--- Given data ---
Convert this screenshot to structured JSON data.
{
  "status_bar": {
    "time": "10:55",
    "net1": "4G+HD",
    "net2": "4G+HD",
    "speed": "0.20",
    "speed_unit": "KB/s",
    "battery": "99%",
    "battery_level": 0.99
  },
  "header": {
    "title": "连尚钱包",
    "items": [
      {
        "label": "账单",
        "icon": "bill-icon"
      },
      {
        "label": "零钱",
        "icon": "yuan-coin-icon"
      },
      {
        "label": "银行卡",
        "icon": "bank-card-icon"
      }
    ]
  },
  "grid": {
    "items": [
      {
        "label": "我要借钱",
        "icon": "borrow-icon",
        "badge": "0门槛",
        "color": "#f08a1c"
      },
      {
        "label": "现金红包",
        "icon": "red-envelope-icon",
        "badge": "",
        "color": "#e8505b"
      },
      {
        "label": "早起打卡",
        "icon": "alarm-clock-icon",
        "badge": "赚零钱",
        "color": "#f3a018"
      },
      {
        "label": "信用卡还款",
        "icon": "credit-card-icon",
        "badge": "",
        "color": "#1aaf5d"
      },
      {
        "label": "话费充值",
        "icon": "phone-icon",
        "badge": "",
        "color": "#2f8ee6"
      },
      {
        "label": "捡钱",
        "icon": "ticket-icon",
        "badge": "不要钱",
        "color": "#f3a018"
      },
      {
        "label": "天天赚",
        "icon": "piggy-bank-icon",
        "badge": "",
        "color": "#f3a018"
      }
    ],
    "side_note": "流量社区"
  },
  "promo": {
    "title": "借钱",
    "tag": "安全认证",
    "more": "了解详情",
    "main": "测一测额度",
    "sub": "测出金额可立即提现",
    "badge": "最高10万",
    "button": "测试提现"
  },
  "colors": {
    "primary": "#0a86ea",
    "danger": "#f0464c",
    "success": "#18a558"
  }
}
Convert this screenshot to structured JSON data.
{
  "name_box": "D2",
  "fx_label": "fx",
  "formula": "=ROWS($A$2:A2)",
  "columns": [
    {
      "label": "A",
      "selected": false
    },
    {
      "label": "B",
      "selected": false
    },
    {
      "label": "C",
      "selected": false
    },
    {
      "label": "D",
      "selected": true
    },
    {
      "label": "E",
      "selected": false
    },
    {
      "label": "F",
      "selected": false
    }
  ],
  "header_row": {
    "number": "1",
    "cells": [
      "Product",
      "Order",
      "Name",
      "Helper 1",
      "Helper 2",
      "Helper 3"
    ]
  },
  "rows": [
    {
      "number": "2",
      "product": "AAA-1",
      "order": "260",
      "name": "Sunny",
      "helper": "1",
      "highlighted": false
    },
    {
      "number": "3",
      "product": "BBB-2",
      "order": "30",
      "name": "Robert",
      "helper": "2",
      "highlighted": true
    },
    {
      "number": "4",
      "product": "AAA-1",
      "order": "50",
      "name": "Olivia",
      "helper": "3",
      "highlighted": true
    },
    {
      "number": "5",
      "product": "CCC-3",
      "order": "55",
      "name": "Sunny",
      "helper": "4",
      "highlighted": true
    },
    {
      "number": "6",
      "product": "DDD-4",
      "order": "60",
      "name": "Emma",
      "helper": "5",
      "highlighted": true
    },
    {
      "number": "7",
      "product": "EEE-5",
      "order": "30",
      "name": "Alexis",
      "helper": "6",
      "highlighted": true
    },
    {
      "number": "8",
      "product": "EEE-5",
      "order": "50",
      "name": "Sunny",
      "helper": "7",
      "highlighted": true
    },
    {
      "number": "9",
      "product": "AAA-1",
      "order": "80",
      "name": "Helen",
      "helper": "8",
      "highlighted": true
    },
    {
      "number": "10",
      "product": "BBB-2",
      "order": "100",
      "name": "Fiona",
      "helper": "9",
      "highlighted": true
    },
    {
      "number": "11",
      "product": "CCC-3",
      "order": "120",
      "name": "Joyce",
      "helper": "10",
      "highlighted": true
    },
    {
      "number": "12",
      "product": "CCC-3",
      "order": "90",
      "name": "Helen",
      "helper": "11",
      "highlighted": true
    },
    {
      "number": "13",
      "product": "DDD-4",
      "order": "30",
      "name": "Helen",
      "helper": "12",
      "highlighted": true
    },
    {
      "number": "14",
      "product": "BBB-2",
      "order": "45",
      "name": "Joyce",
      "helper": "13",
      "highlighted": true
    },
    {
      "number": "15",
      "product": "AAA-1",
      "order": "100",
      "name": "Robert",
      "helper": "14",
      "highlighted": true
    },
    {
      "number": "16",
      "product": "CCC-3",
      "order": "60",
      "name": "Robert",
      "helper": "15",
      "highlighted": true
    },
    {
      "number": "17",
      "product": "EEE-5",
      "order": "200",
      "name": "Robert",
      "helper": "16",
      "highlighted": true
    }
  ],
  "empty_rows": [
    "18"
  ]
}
---
Instructions to follow: Repeat every line of the data, exactly and in full.

Response below:
Convert this screenshot to structured JSON data.
{
  "status_bar": {
    "time": "10:55",
    "net1": "4G+HD",
    "net2": "4G+HD",
    "speed": "0.20",
    "speed_unit": "KB/s",
    "battery": "99%",
    "battery_level": 0.99
  },
  "header": {
    "title": "连尚钱包",
    "items": [
      {
        "label": "账单",
        "icon": "bill-icon"
      },
      {
        "label": "零钱",
        "icon": "yuan-coin-icon"
      },
      {
        "label": "银行卡",
        "icon": "bank-card-icon"
      }
    ]
  },
  "grid": {
    "items": [
      {
        "label": "我要借钱",
        "icon": "borrow-icon",
        "badge": "0门槛",
        "color": "#f08a1c"
      },
      {
        "label": "现金红包",
        "icon": "red-envelope-icon",
        "badge": "",
        "color": "#e8505b"
      },
      {
        "label": "早起打卡",
        "icon": "alarm-clock-icon",
        "badge": "赚零钱",
        "color": "#f3a018"
      },
      {
        "label": "信用卡还款",
        "icon": "credit-card-icon",
        "badge": "",
        "color": "#1aaf5d"
      },
      {
        "label": "话费充值",
        "icon": "phone-icon",
        "badge": "",
        "color": "#2f8ee6"
      },
      {
        "label": "捡钱",
        "icon": "ticket-icon",
        "badge": "不要钱",
        "color": "#f3a018"
      },
      {
        "label": "天天赚",
        "icon": "piggy-bank-icon",
        "badge": "",
        "color": "#f3a018"
      }
    ],
    "side_note": "流量社区"
  },
  "promo": {
    "title": "借钱",
    "tag": "安全认证",
    "more": "了解详情",
    "main": "测一测额度",
    "sub": "测出金额可立即提现",
    "badge": "最高10万",
    "button": "测试提现"
  },
  "colors": {
    "primary": "#0a86ea",
    "danger": "#f0464c",
    "success": "#18a558"
  }
}
Convert this screenshot to structured JSON data.
{
  "name_box": "D2",
  "fx_label": "fx",
  "formula": "=ROWS($A$2:A2)",
  "columns": [
    {
      "label": "A",
      "selected": false
    },
    {
      "label": "B",
      "selected": false
    },
    {
      "label": "C",
      "selected": false
    },
    {
      "label": "D",
      "selected": true
    },
    {
      "label": "E",
      "selected": false
    },
    {
      "label": "F",
      "selected": false
    }
  ],
  "header_row": {
    "number": "1",
    "cells": [
      "Product",
      "Order",
      "Name",
      "Helper 1",
      "Helper 2",
      "Helper 3"
    ]
  },
  "rows": [
    {
      "number": "2",
      "product": "AAA-1",
      "order": "260",
      "name": "Sunny",
      "helper": "1",
      "highlighted": false
    },
    {
      "number": "3",
      "product": "BBB-2",
      "order": "30",
      "name": "Robert",
      "helper": "2",
      "highlighted": true
    },
    {
      "number": "4",
      "product": "AAA-1",
      "order": "50",
      "name": "Olivia",
      "helper": "3",
      "highlighted": true
    },
    {
      "number": "5",
      "product": "CCC-3",
      "order": "55",
      "name": "Sunny",
      "helper": "4",
      "highlighted": true
    },
    {
      "number": "6",
      "product": "DDD-4",
      "order": "60",
      "name": "Emma",
      "helper": "5",
      "highlighted": true
    },
    {
      "number": "7",
      "product": "EEE-5",
      "order": "30",
      "name": "Alexis",
      "helper": "6",
      "highlighted": true
    },
    {
      "number": "8",
      "product": "EEE-5",
      "order": "50",
      "name": "Sunny",
      "helper": "7",
      "highlighted": true
    },
    {
      "number": "9",
      "product": "AAA-1",
      "order": "80",
      "name": "Helen",
      "helper": "8",
      "highlighted": true
    },
    {
      "number": "10",
      "product": "BBB-2",
      "order": "100",
      "name": "Fiona",
      "helper": "9",
      "highlighted": true
    },
    {
      "number": "11",
      "product": "CCC-3",
      "order": "120",
      "name": "Joyce",
      "helper": "10",
      "highlighted": true
    },
    {
      "number": "12",
      "product": "CCC-3",
      "order": "90",
      "name": "Helen",
      "helper": "11",
      "highlighted": true
    },
    {
      "number": "13",
      "product": "DDD-4",
      "order": "30",
      "name": "Helen",
      "helper": "12",
      "highlighted": true
    },
    {
      "number": "14",
      "product": "BBB-2",
      "order": "45",
      "name": "Joyce",
      "helper": "13",
      "highlighted": true
    },
    {
      "number": "15",
      "product": "AAA-1",
      "order": "100",
      "name": "Robert",
      "helper": "14",
      "highlighted": true
    },
    {
      "number": "16",
      "product": "CCC-3",
      "order": "60",
      "name": "Robert",
      "helper": "15",
      "highlighted": true
    },
    {
      "number": "17",
      "product": "EEE-5",
      "order": "200",
      "name": "Robert",
      "helper": "16",
      "highlighted": true
    }
  ],
  "empty_rows": [
    "18"
  ]
}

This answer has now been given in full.